(Figure contents as structured data)

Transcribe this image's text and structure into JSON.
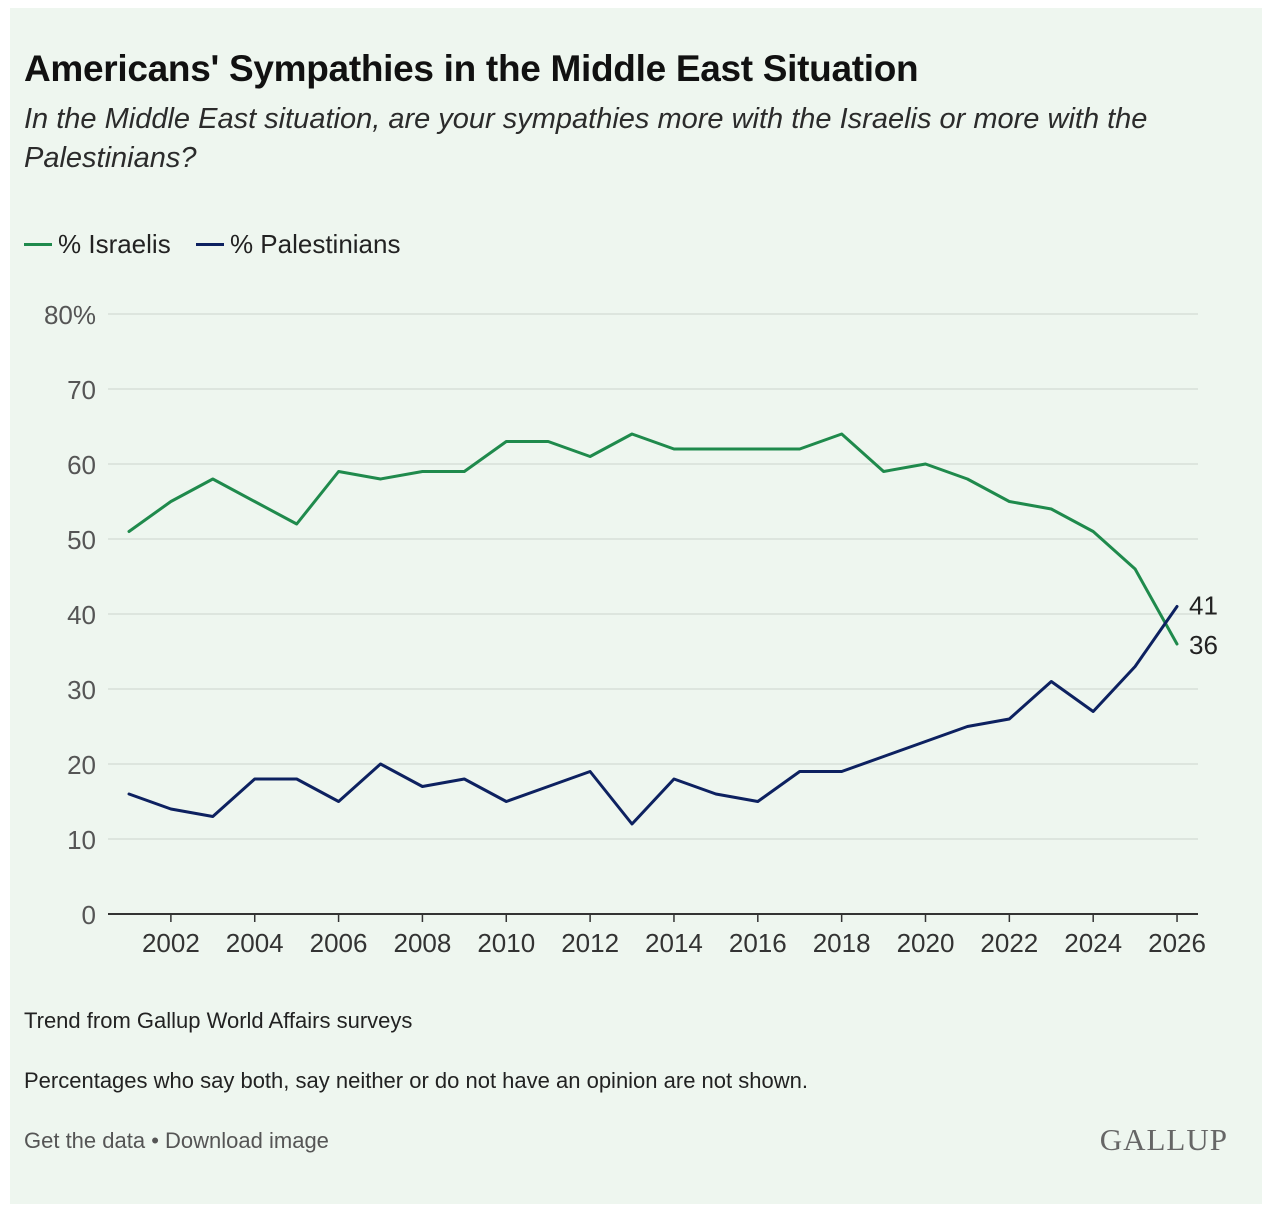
{
  "header": {
    "title": "Americans' Sympathies in the Middle East Situation",
    "subtitle": "In the Middle East situation, are your sympathies more with the Israelis or more with the Palestinians?"
  },
  "colors": {
    "israelis": "#1f8a4c",
    "palestinians": "#0d2160",
    "grid": "#d7dfd8",
    "axis": "#333333",
    "tick": "#555555"
  },
  "chart_data": {
    "type": "line",
    "title": "Americans' Sympathies in the Middle East Situation",
    "xlabel": "",
    "ylabel": "",
    "x": [
      2001,
      2002,
      2003,
      2004,
      2005,
      2006,
      2007,
      2008,
      2009,
      2010,
      2011,
      2012,
      2013,
      2014,
      2015,
      2016,
      2017,
      2018,
      2019,
      2020,
      2021,
      2022,
      2023,
      2024,
      2025,
      2026
    ],
    "series": [
      {
        "name": "% Israelis",
        "color": "#1f8a4c",
        "values": [
          51,
          55,
          58,
          55,
          52,
          59,
          58,
          59,
          59,
          63,
          63,
          61,
          64,
          62,
          62,
          62,
          62,
          64,
          59,
          60,
          58,
          55,
          54,
          51,
          46,
          36
        ]
      },
      {
        "name": "% Palestinians",
        "color": "#0d2160",
        "values": [
          16,
          14,
          13,
          18,
          18,
          15,
          20,
          17,
          18,
          15,
          17,
          19,
          12,
          18,
          16,
          15,
          19,
          19,
          21,
          23,
          25,
          26,
          31,
          27,
          33,
          41
        ]
      }
    ],
    "ylim": [
      0,
      80
    ],
    "yticks": [
      0,
      10,
      20,
      30,
      40,
      50,
      60,
      70,
      80
    ],
    "ytick_labels": [
      "0",
      "10",
      "20",
      "30",
      "40",
      "50",
      "60",
      "70",
      "80%"
    ],
    "xlim": [
      2000.5,
      2026.5
    ],
    "xticks": [
      2002,
      2004,
      2006,
      2008,
      2010,
      2012,
      2014,
      2016,
      2018,
      2020,
      2022,
      2024,
      2026
    ],
    "xtick_labels": [
      "2002",
      "2004",
      "2006",
      "2008",
      "2010",
      "2012",
      "2014",
      "2016",
      "2018",
      "2020",
      "2022",
      "2024",
      "2026"
    ],
    "end_labels": {
      "israelis": "36",
      "palestinians": "41"
    },
    "legend": "top-left",
    "grid": true
  },
  "notes": {
    "trend": "Trend from Gallup World Affairs surveys",
    "footnote": "Percentages who say both, say neither or do not have an opinion are not shown."
  },
  "footer": {
    "get_data": "Get the data",
    "separator": "•",
    "download": "Download image",
    "logo": "GALLUP"
  }
}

# Task instructions
Copy all the records above exactly, but leave out the pictures.

# Solution for this exercise
Transcribe this image's text and structure into JSON.
{
  "header": {
    "title": "Americans' Sympathies in the Middle East Situation",
    "subtitle": "In the Middle East situation, are your sympathies more with the Israelis or more with the Palestinians?"
  },
  "colors": {
    "israelis": "#1f8a4c",
    "palestinians": "#0d2160",
    "grid": "#d7dfd8",
    "axis": "#333333",
    "tick": "#555555"
  },
  "chart_data": {
    "type": "line",
    "title": "Americans' Sympathies in the Middle East Situation",
    "xlabel": "",
    "ylabel": "",
    "x": [
      2001,
      2002,
      2003,
      2004,
      2005,
      2006,
      2007,
      2008,
      2009,
      2010,
      2011,
      2012,
      2013,
      2014,
      2015,
      2016,
      2017,
      2018,
      2019,
      2020,
      2021,
      2022,
      2023,
      2024,
      2025,
      2026
    ],
    "series": [
      {
        "name": "% Israelis",
        "color": "#1f8a4c",
        "values": [
          51,
          55,
          58,
          55,
          52,
          59,
          58,
          59,
          59,
          63,
          63,
          61,
          64,
          62,
          62,
          62,
          62,
          64,
          59,
          60,
          58,
          55,
          54,
          51,
          46,
          36
        ]
      },
      {
        "name": "% Palestinians",
        "color": "#0d2160",
        "values": [
          16,
          14,
          13,
          18,
          18,
          15,
          20,
          17,
          18,
          15,
          17,
          19,
          12,
          18,
          16,
          15,
          19,
          19,
          21,
          23,
          25,
          26,
          31,
          27,
          33,
          41
        ]
      }
    ],
    "ylim": [
      0,
      80
    ],
    "yticks": [
      0,
      10,
      20,
      30,
      40,
      50,
      60,
      70,
      80
    ],
    "ytick_labels": [
      "0",
      "10",
      "20",
      "30",
      "40",
      "50",
      "60",
      "70",
      "80%"
    ],
    "xlim": [
      2000.5,
      2026.5
    ],
    "xticks": [
      2002,
      2004,
      2006,
      2008,
      2010,
      2012,
      2014,
      2016,
      2018,
      2020,
      2022,
      2024,
      2026
    ],
    "xtick_labels": [
      "2002",
      "2004",
      "2006",
      "2008",
      "2010",
      "2012",
      "2014",
      "2016",
      "2018",
      "2020",
      "2022",
      "2024",
      "2026"
    ],
    "end_labels": {
      "israelis": "36",
      "palestinians": "41"
    },
    "legend": "top-left",
    "grid": true
  },
  "notes": {
    "trend": "Trend from Gallup World Affairs surveys",
    "footnote": "Percentages who say both, say neither or do not have an opinion are not shown."
  },
  "footer": {
    "get_data": "Get the data",
    "separator": "•",
    "download": "Download image",
    "logo": "GALLUP"
  }
}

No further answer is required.